** WORK REQUIRED **
Determine how many lines include the word "name", then give that number and nothing more.

** GIVEN DATA **
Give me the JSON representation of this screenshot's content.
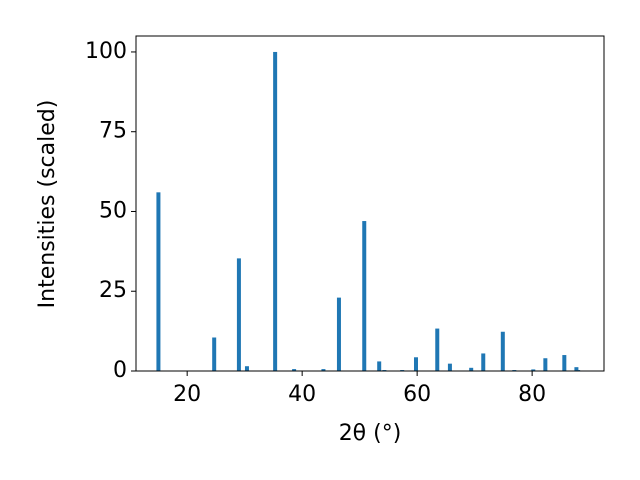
{
  "chart_data": {
    "type": "bar",
    "xlabel": "2θ (°)",
    "ylabel": "Intensities (scaled)",
    "x": [
      15.0,
      24.7,
      29.0,
      30.4,
      35.3,
      38.6,
      43.7,
      46.4,
      50.8,
      53.4,
      54.3,
      57.4,
      59.8,
      63.5,
      65.7,
      69.4,
      71.5,
      74.9,
      76.9,
      80.2,
      82.3,
      85.6,
      87.7,
      88.0
    ],
    "values": [
      56,
      10.5,
      35.3,
      1.5,
      100,
      0.6,
      0.6,
      23,
      47,
      3,
      0.3,
      0.3,
      4.3,
      13.3,
      2.3,
      1,
      5.5,
      12.3,
      0.3,
      0.5,
      4,
      5,
      1.2,
      0.3
    ],
    "color": "#1f77b4",
    "xlim": [
      11.1,
      92.5
    ],
    "xticks": [
      20,
      40,
      60,
      80
    ],
    "ylim": [
      0,
      105
    ],
    "yticks": [
      0,
      25,
      50,
      75,
      100
    ],
    "grid": false
  }
}
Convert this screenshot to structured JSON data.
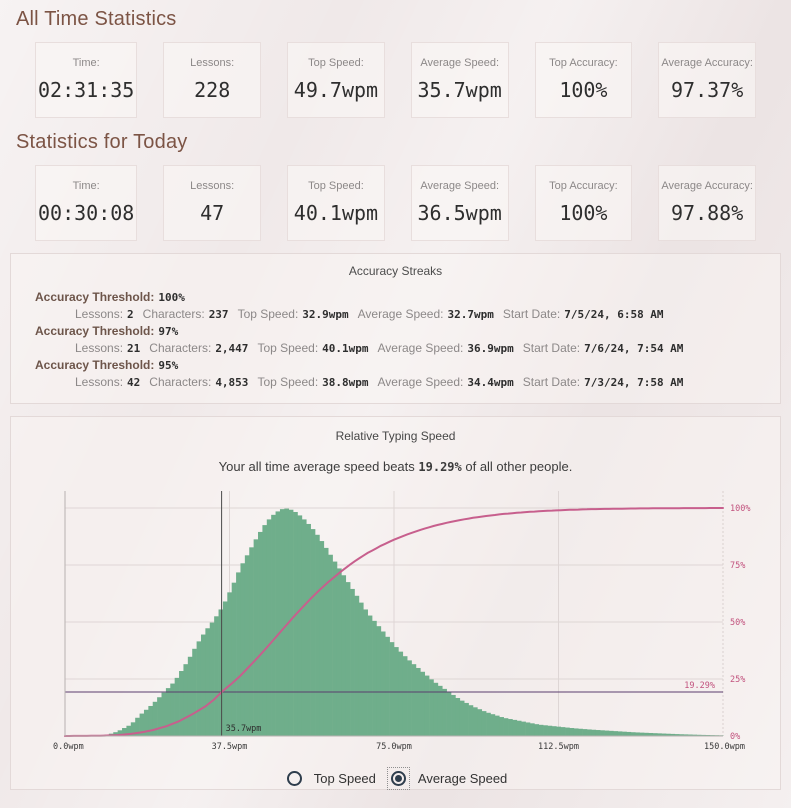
{
  "sections": [
    {
      "title": "All Time Statistics",
      "cards": [
        {
          "label": "Time:",
          "value": "02:31:35"
        },
        {
          "label": "Lessons:",
          "value": "228"
        },
        {
          "label": "Top Speed:",
          "value": "49.7wpm"
        },
        {
          "label": "Average Speed:",
          "value": "35.7wpm"
        },
        {
          "label": "Top Accuracy:",
          "value": "100%"
        },
        {
          "label": "Average Accuracy:",
          "value": "97.37%"
        }
      ]
    },
    {
      "title": "Statistics for Today",
      "cards": [
        {
          "label": "Time:",
          "value": "00:30:08"
        },
        {
          "label": "Lessons:",
          "value": "47"
        },
        {
          "label": "Top Speed:",
          "value": "40.1wpm"
        },
        {
          "label": "Average Speed:",
          "value": "36.5wpm"
        },
        {
          "label": "Top Accuracy:",
          "value": "100%"
        },
        {
          "label": "Average Accuracy:",
          "value": "97.88%"
        }
      ]
    }
  ],
  "streaks_panel": {
    "title": "Accuracy Streaks",
    "threshold_label": "Accuracy Threshold:",
    "streaks": [
      {
        "threshold": "100%",
        "pairs": [
          [
            "Lessons:",
            "2"
          ],
          [
            "Characters:",
            "237"
          ],
          [
            "Top Speed:",
            "32.9wpm"
          ],
          [
            "Average Speed:",
            "32.7wpm"
          ],
          [
            "Start Date:",
            "7/5/24, 6:58 AM"
          ]
        ]
      },
      {
        "threshold": "97%",
        "pairs": [
          [
            "Lessons:",
            "21"
          ],
          [
            "Characters:",
            "2,447"
          ],
          [
            "Top Speed:",
            "40.1wpm"
          ],
          [
            "Average Speed:",
            "36.9wpm"
          ],
          [
            "Start Date:",
            "7/6/24, 7:54 AM"
          ]
        ]
      },
      {
        "threshold": "95%",
        "pairs": [
          [
            "Lessons:",
            "42"
          ],
          [
            "Characters:",
            "4,853"
          ],
          [
            "Top Speed:",
            "38.8wpm"
          ],
          [
            "Average Speed:",
            "34.4wpm"
          ],
          [
            "Start Date:",
            "7/3/24, 7:58 AM"
          ]
        ]
      }
    ]
  },
  "chart_panel": {
    "title": "Relative Typing Speed",
    "subtitle_prefix": "Your all time average speed beats ",
    "subtitle_value": "19.29%",
    "subtitle_suffix": " of all other people.",
    "controls": [
      {
        "label": "Top Speed",
        "selected": false
      },
      {
        "label": "Average Speed",
        "selected": true
      }
    ]
  },
  "chart_data": {
    "type": "histogram+cdf",
    "title": "Relative Typing Speed",
    "x_unit": "wpm",
    "x_range": [
      0,
      150
    ],
    "grid": true,
    "x_ticks": [
      {
        "value": 0,
        "label": "0.0wpm"
      },
      {
        "value": 37.5,
        "label": "37.5wpm"
      },
      {
        "value": 75,
        "label": "75.0wpm"
      },
      {
        "value": 112.5,
        "label": "112.5wpm"
      },
      {
        "value": 150,
        "label": "150.0wpm"
      }
    ],
    "y_right_ticks": [
      {
        "value": 0,
        "label": "0%"
      },
      {
        "value": 25,
        "label": "25%"
      },
      {
        "value": 50,
        "label": "50%"
      },
      {
        "value": 75,
        "label": "75%"
      },
      {
        "value": 100,
        "label": "100%"
      }
    ],
    "percentile_line": {
      "value": 19.29,
      "label": "19.29%"
    },
    "marker": {
      "value": 35.7,
      "label": "35.7wpm"
    },
    "histogram": {
      "name": "population-speed-distribution",
      "color": "#6fae8b",
      "points": [
        [
          0,
          0
        ],
        [
          6,
          0
        ],
        [
          8,
          0.3
        ],
        [
          10,
          0.7
        ],
        [
          12,
          2
        ],
        [
          15,
          5
        ],
        [
          17,
          9
        ],
        [
          20,
          14
        ],
        [
          22,
          18
        ],
        [
          25,
          24
        ],
        [
          28,
          33
        ],
        [
          30,
          40
        ],
        [
          32,
          46
        ],
        [
          34,
          51
        ],
        [
          36,
          57
        ],
        [
          38,
          65
        ],
        [
          40,
          74
        ],
        [
          42,
          81
        ],
        [
          44,
          88
        ],
        [
          46,
          94
        ],
        [
          48,
          98
        ],
        [
          50,
          100
        ],
        [
          52,
          99
        ],
        [
          54,
          96
        ],
        [
          56,
          92
        ],
        [
          58,
          87
        ],
        [
          60,
          81
        ],
        [
          63,
          72
        ],
        [
          66,
          63
        ],
        [
          69,
          54
        ],
        [
          72,
          47
        ],
        [
          75,
          40
        ],
        [
          78,
          34
        ],
        [
          81,
          29
        ],
        [
          84,
          24
        ],
        [
          87,
          20
        ],
        [
          90,
          16
        ],
        [
          93,
          13
        ],
        [
          96,
          10.5
        ],
        [
          100,
          8
        ],
        [
          104,
          6.5
        ],
        [
          108,
          5
        ],
        [
          112,
          4.2
        ],
        [
          116,
          3.4
        ],
        [
          120,
          2.8
        ],
        [
          125,
          2.2
        ],
        [
          130,
          1.6
        ],
        [
          135,
          1.2
        ],
        [
          140,
          0.8
        ],
        [
          145,
          0.5
        ],
        [
          150,
          0.3
        ]
      ]
    },
    "cdf": {
      "name": "cumulative-percentile",
      "color": "#c75f8d",
      "points": [
        [
          0,
          0
        ],
        [
          8,
          0.1
        ],
        [
          12,
          0.4
        ],
        [
          15,
          0.9
        ],
        [
          18,
          1.8
        ],
        [
          20,
          2.6
        ],
        [
          23,
          4.2
        ],
        [
          26,
          6.5
        ],
        [
          29,
          9.5
        ],
        [
          32,
          13
        ],
        [
          34,
          16
        ],
        [
          35.7,
          19.29
        ],
        [
          38,
          23
        ],
        [
          40,
          26.5
        ],
        [
          42,
          30.5
        ],
        [
          44,
          34.5
        ],
        [
          46,
          38.8
        ],
        [
          48,
          43.2
        ],
        [
          50,
          47.6
        ],
        [
          52,
          52
        ],
        [
          54,
          56.2
        ],
        [
          56,
          60.2
        ],
        [
          58,
          64
        ],
        [
          60,
          67.5
        ],
        [
          63,
          72.3
        ],
        [
          66,
          76.6
        ],
        [
          69,
          80.3
        ],
        [
          72,
          83.4
        ],
        [
          75,
          86.1
        ],
        [
          78,
          88.4
        ],
        [
          81,
          90.4
        ],
        [
          84,
          92.1
        ],
        [
          87,
          93.5
        ],
        [
          90,
          94.7
        ],
        [
          93,
          95.7
        ],
        [
          96,
          96.5
        ],
        [
          100,
          97.4
        ],
        [
          105,
          98.2
        ],
        [
          110,
          98.8
        ],
        [
          115,
          99.2
        ],
        [
          120,
          99.5
        ],
        [
          130,
          99.8
        ],
        [
          140,
          99.93
        ],
        [
          150,
          100
        ]
      ]
    },
    "colors": {
      "grid": "#ded6d5",
      "axis": "#b8b1b0",
      "right_axis": "#d9d0cf",
      "percentile_line": "#5a3d6e",
      "tick_labels": "#3a3a3a",
      "right_labels": "#c2537e",
      "marker": "#4a4a4a"
    }
  }
}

** PROBLEM SOLUTION **
2